**Dataset entries**

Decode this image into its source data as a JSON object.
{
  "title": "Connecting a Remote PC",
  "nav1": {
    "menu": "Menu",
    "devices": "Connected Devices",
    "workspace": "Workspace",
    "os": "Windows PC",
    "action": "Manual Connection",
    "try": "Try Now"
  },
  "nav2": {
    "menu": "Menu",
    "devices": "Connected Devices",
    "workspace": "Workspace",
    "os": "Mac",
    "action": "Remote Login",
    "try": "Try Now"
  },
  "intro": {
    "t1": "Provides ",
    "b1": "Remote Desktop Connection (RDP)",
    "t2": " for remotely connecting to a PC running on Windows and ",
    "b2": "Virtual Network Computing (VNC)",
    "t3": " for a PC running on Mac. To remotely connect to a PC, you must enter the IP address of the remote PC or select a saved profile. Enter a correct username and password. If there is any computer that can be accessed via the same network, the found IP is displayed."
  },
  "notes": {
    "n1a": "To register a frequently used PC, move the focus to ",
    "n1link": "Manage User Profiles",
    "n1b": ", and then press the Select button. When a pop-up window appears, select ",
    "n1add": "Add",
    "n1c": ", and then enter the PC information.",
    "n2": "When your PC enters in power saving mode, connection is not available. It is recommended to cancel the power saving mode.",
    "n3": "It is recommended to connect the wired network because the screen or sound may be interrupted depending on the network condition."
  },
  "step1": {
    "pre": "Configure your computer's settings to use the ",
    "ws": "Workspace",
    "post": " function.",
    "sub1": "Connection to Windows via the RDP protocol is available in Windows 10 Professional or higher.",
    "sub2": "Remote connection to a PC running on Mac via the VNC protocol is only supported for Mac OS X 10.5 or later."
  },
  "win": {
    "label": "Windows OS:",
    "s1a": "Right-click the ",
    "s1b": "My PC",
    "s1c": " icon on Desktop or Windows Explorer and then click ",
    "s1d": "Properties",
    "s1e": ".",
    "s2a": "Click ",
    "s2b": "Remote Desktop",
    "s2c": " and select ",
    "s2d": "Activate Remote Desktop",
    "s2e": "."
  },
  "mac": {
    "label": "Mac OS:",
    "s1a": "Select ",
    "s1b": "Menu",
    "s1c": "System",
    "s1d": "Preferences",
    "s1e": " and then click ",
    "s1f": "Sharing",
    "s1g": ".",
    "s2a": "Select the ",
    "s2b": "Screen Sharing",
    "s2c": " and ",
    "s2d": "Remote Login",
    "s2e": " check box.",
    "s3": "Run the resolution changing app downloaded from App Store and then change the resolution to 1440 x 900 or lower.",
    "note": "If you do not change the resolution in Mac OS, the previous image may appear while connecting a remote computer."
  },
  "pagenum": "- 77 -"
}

**Work to be completed**
From the listing above, report the number of lines containing the string "When", without any accompanying remarks.

**Answer to this exercise**
2